── Extracted records

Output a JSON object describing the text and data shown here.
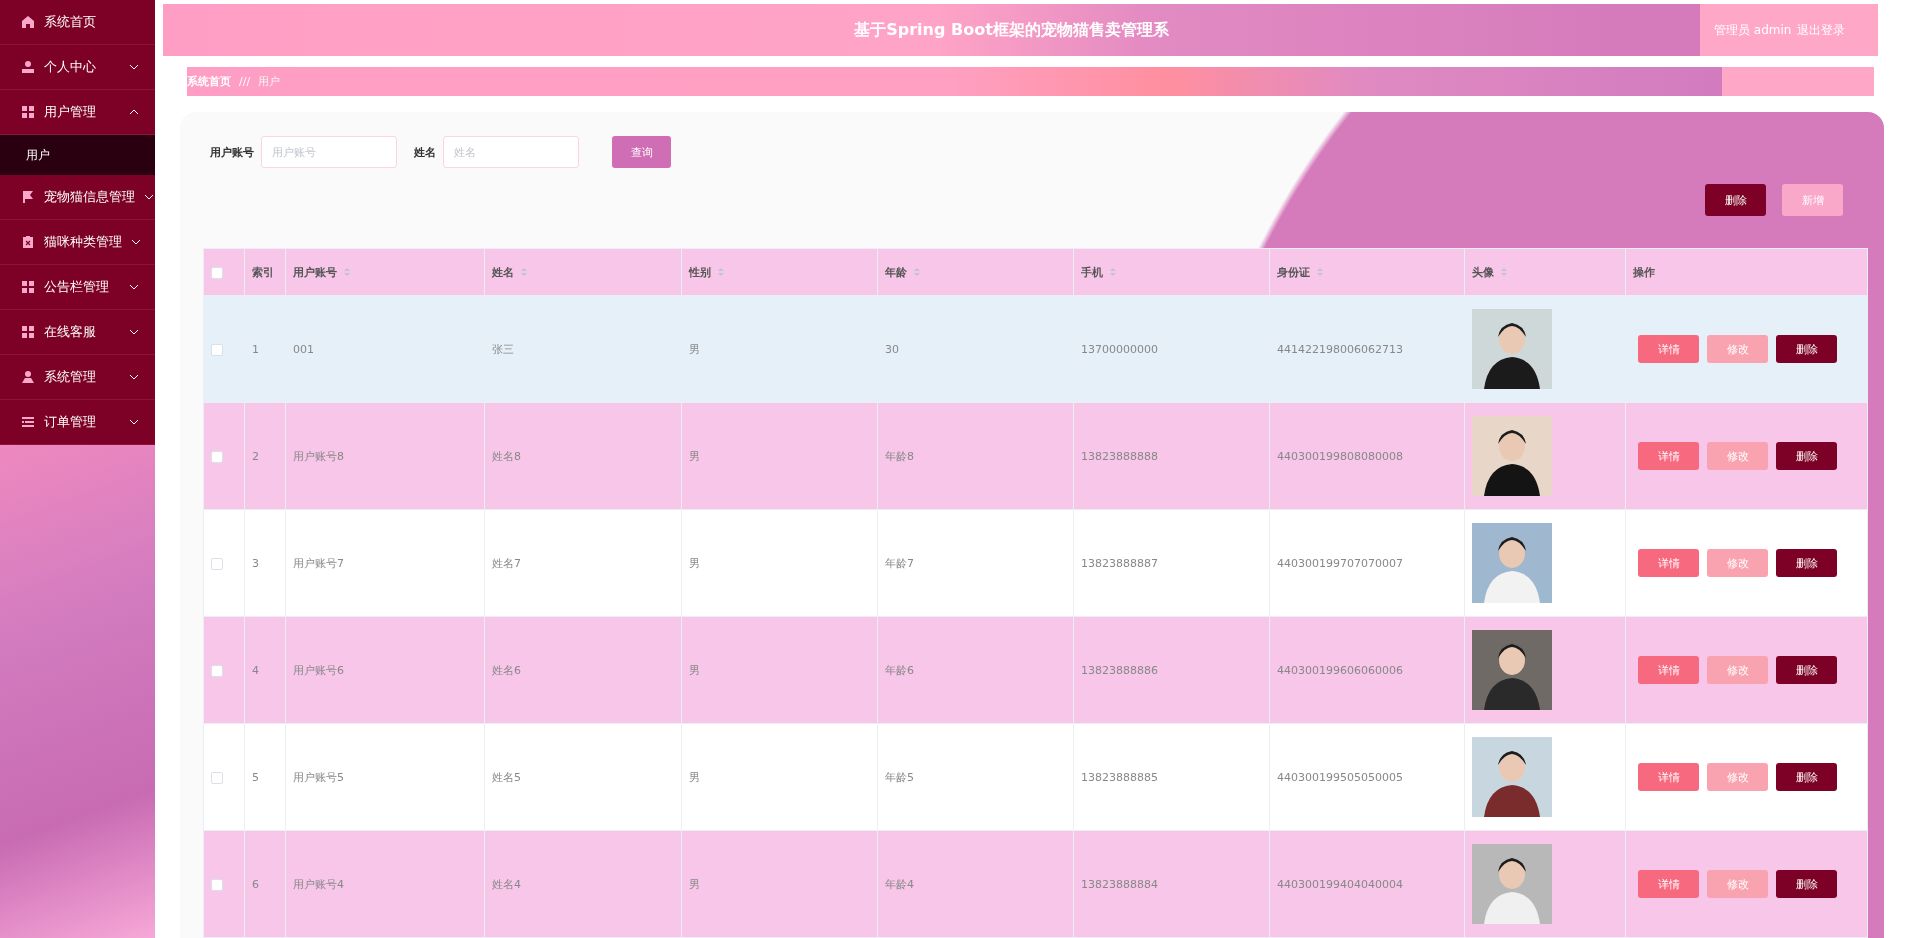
{
  "sidebar": {
    "items": [
      {
        "label": "系统首页"
      },
      {
        "label": "个人中心",
        "expanded": false
      },
      {
        "label": "用户管理",
        "expanded": true,
        "children": [
          {
            "label": "用户",
            "selected": true
          }
        ]
      },
      {
        "label": "宠物猫信息管理",
        "expanded": false
      },
      {
        "label": "猫咪种类管理",
        "expanded": false
      },
      {
        "label": "公告栏管理",
        "expanded": false
      },
      {
        "label": "在线客服",
        "expanded": false
      },
      {
        "label": "系统管理",
        "expanded": false
      },
      {
        "label": "订单管理",
        "expanded": false
      }
    ]
  },
  "header": {
    "title": "基于Spring Boot框架的宠物猫售卖管理系",
    "user": "管理员 admin",
    "logout": "退出登录"
  },
  "breadcrumb": {
    "home": "系统首页",
    "separator": "///",
    "current": "用户"
  },
  "search": {
    "fields": [
      {
        "label": "用户账号",
        "placeholder": "用户账号"
      },
      {
        "label": "姓名",
        "placeholder": "姓名"
      }
    ],
    "button": "查询"
  },
  "actions": [
    {
      "label": "删除",
      "kind": "danger"
    },
    {
      "label": "新增",
      "kind": "add"
    }
  ],
  "table": {
    "select_all": {
      "checked": false
    },
    "columns": [
      {
        "label": "索引"
      },
      {
        "label": "用户账号",
        "sortable": true
      },
      {
        "label": "姓名",
        "sortable": true
      },
      {
        "label": "性别",
        "sortable": true
      },
      {
        "label": "年龄",
        "sortable": true
      },
      {
        "label": "手机",
        "sortable": true
      },
      {
        "label": "身份证",
        "sortable": true
      },
      {
        "label": "头像",
        "sortable": true
      },
      {
        "label": "操作"
      }
    ],
    "rows": [
      {
        "checked": false,
        "highlighted": true,
        "cells": [
          "1",
          "001",
          "张三",
          "男",
          "30",
          "13700000000",
          "441422198006062713"
        ],
        "buttons": [
          {
            "label": "详情",
            "kind": "detail"
          },
          {
            "label": "修改",
            "kind": "edit"
          },
          {
            "label": "删除",
            "kind": "delete"
          }
        ]
      },
      {
        "checked": false,
        "highlighted": false,
        "cells": [
          "2",
          "用户账号8",
          "姓名8",
          "男",
          "年龄8",
          "13823888888",
          "440300199808080008"
        ],
        "buttons": [
          {
            "label": "详情",
            "kind": "detail"
          },
          {
            "label": "修改",
            "kind": "edit"
          },
          {
            "label": "删除",
            "kind": "delete"
          }
        ]
      },
      {
        "checked": false,
        "highlighted": false,
        "cells": [
          "3",
          "用户账号7",
          "姓名7",
          "男",
          "年龄7",
          "13823888887",
          "440300199707070007"
        ],
        "buttons": [
          {
            "label": "详情",
            "kind": "detail"
          },
          {
            "label": "修改",
            "kind": "edit"
          },
          {
            "label": "删除",
            "kind": "delete"
          }
        ]
      },
      {
        "checked": false,
        "highlighted": false,
        "cells": [
          "4",
          "用户账号6",
          "姓名6",
          "男",
          "年龄6",
          "13823888886",
          "440300199606060006"
        ],
        "buttons": [
          {
            "label": "详情",
            "kind": "detail"
          },
          {
            "label": "修改",
            "kind": "edit"
          },
          {
            "label": "删除",
            "kind": "delete"
          }
        ]
      },
      {
        "checked": false,
        "highlighted": false,
        "cells": [
          "5",
          "用户账号5",
          "姓名5",
          "男",
          "年龄5",
          "13823888885",
          "440300199505050005"
        ],
        "buttons": [
          {
            "label": "详情",
            "kind": "detail"
          },
          {
            "label": "修改",
            "kind": "edit"
          },
          {
            "label": "删除",
            "kind": "delete"
          }
        ]
      },
      {
        "checked": false,
        "highlighted": false,
        "cells": [
          "6",
          "用户账号4",
          "姓名4",
          "男",
          "年龄4",
          "13823888884",
          "440300199404040004"
        ],
        "buttons": [
          {
            "label": "详情",
            "kind": "detail"
          },
          {
            "label": "修改",
            "kind": "edit"
          },
          {
            "label": "删除",
            "kind": "delete"
          }
        ]
      }
    ]
  }
}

────

▶ _Task directions_:
Every line of the data above should be quoted exactly. Omit the pictures.

▶ _The reply_:
Output a JSON object describing the text and data shown here.
{
  "sidebar": {
    "items": [
      {
        "label": "系统首页"
      },
      {
        "label": "个人中心",
        "expanded": false
      },
      {
        "label": "用户管理",
        "expanded": true,
        "children": [
          {
            "label": "用户",
            "selected": true
          }
        ]
      },
      {
        "label": "宠物猫信息管理",
        "expanded": false
      },
      {
        "label": "猫咪种类管理",
        "expanded": false
      },
      {
        "label": "公告栏管理",
        "expanded": false
      },
      {
        "label": "在线客服",
        "expanded": false
      },
      {
        "label": "系统管理",
        "expanded": false
      },
      {
        "label": "订单管理",
        "expanded": false
      }
    ]
  },
  "header": {
    "title": "基于Spring Boot框架的宠物猫售卖管理系",
    "user": "管理员 admin",
    "logout": "退出登录"
  },
  "breadcrumb": {
    "home": "系统首页",
    "separator": "///",
    "current": "用户"
  },
  "search": {
    "fields": [
      {
        "label": "用户账号",
        "placeholder": "用户账号"
      },
      {
        "label": "姓名",
        "placeholder": "姓名"
      }
    ],
    "button": "查询"
  },
  "actions": [
    {
      "label": "删除",
      "kind": "danger"
    },
    {
      "label": "新增",
      "kind": "add"
    }
  ],
  "table": {
    "select_all": {
      "checked": false
    },
    "columns": [
      {
        "label": "索引"
      },
      {
        "label": "用户账号",
        "sortable": true
      },
      {
        "label": "姓名",
        "sortable": true
      },
      {
        "label": "性别",
        "sortable": true
      },
      {
        "label": "年龄",
        "sortable": true
      },
      {
        "label": "手机",
        "sortable": true
      },
      {
        "label": "身份证",
        "sortable": true
      },
      {
        "label": "头像",
        "sortable": true
      },
      {
        "label": "操作"
      }
    ],
    "rows": [
      {
        "checked": false,
        "highlighted": true,
        "cells": [
          "1",
          "001",
          "张三",
          "男",
          "30",
          "13700000000",
          "441422198006062713"
        ],
        "buttons": [
          {
            "label": "详情",
            "kind": "detail"
          },
          {
            "label": "修改",
            "kind": "edit"
          },
          {
            "label": "删除",
            "kind": "delete"
          }
        ]
      },
      {
        "checked": false,
        "highlighted": false,
        "cells": [
          "2",
          "用户账号8",
          "姓名8",
          "男",
          "年龄8",
          "13823888888",
          "440300199808080008"
        ],
        "buttons": [
          {
            "label": "详情",
            "kind": "detail"
          },
          {
            "label": "修改",
            "kind": "edit"
          },
          {
            "label": "删除",
            "kind": "delete"
          }
        ]
      },
      {
        "checked": false,
        "highlighted": false,
        "cells": [
          "3",
          "用户账号7",
          "姓名7",
          "男",
          "年龄7",
          "13823888887",
          "440300199707070007"
        ],
        "buttons": [
          {
            "label": "详情",
            "kind": "detail"
          },
          {
            "label": "修改",
            "kind": "edit"
          },
          {
            "label": "删除",
            "kind": "delete"
          }
        ]
      },
      {
        "checked": false,
        "highlighted": false,
        "cells": [
          "4",
          "用户账号6",
          "姓名6",
          "男",
          "年龄6",
          "13823888886",
          "440300199606060006"
        ],
        "buttons": [
          {
            "label": "详情",
            "kind": "detail"
          },
          {
            "label": "修改",
            "kind": "edit"
          },
          {
            "label": "删除",
            "kind": "delete"
          }
        ]
      },
      {
        "checked": false,
        "highlighted": false,
        "cells": [
          "5",
          "用户账号5",
          "姓名5",
          "男",
          "年龄5",
          "13823888885",
          "440300199505050005"
        ],
        "buttons": [
          {
            "label": "详情",
            "kind": "detail"
          },
          {
            "label": "修改",
            "kind": "edit"
          },
          {
            "label": "删除",
            "kind": "delete"
          }
        ]
      },
      {
        "checked": false,
        "highlighted": false,
        "cells": [
          "6",
          "用户账号4",
          "姓名4",
          "男",
          "年龄4",
          "13823888884",
          "440300199404040004"
        ],
        "buttons": [
          {
            "label": "详情",
            "kind": "detail"
          },
          {
            "label": "修改",
            "kind": "edit"
          },
          {
            "label": "删除",
            "kind": "delete"
          }
        ]
      }
    ]
  }
}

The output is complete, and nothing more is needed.